• **STATED PROBLEM**
Copy out the listing in full, exactly as written, but not its pictures.

• **EXTRACTED RECORDS**
┌────────
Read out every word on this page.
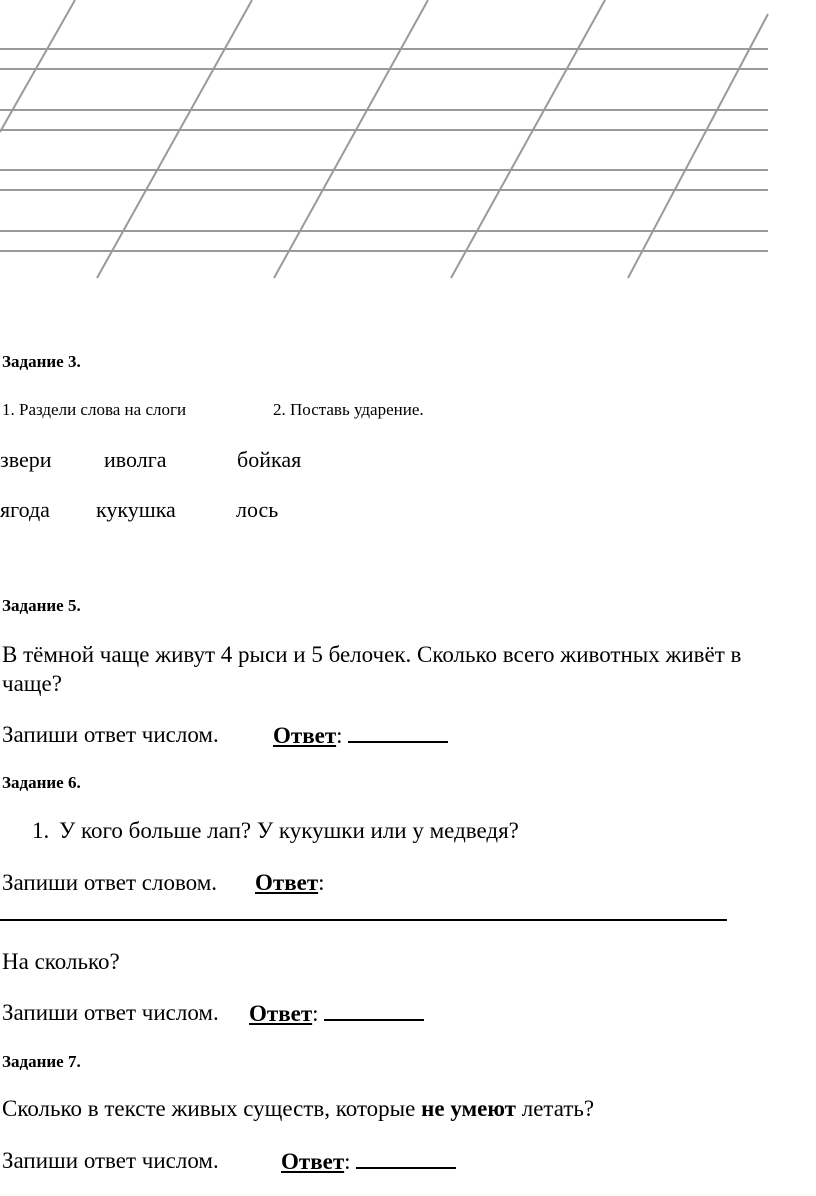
Задание 3.
1. Раздели слова на слоги	2. Поставь ударение.
звери иволга	бойкая
ягода кукушка	лось
Задание 5.
В тёмной чаще живут 4 рыси и 5 белочек. Сколько всего животных живёт в
чаще?
Запиши ответ числом. Ответ:
Задание 6.
1. У кого больше лап? У кукушки или у медведя?
Запиши ответ словом. Ответ:
На сколько?
Запиши ответ числом. Ответ:
Задание 7.
Сколько в тексте живых существ, которые не умеют летать?
Запиши ответ числом.	Ответ:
└────────
• **EXERCISE RESPONSE**
Read out every word on this page.
Задание 3.
1. Раздели слова на слоги	2. Поставь ударение.
звери иволга	бойкая
ягода кукушка	лось
Задание 5.
В тёмной чаще живут 4 рыси и 5 белочек. Сколько всего животных живёт в
чаще?
Запиши ответ числом. Ответ:
Задание 6.
1. У кого больше лап? У кукушки или у медведя?
Запиши ответ словом. Ответ:
На сколько?
Запиши ответ числом. Ответ:
Задание 7.
Сколько в тексте живых существ, которые не умеют летать?
Запиши ответ числом.	Ответ:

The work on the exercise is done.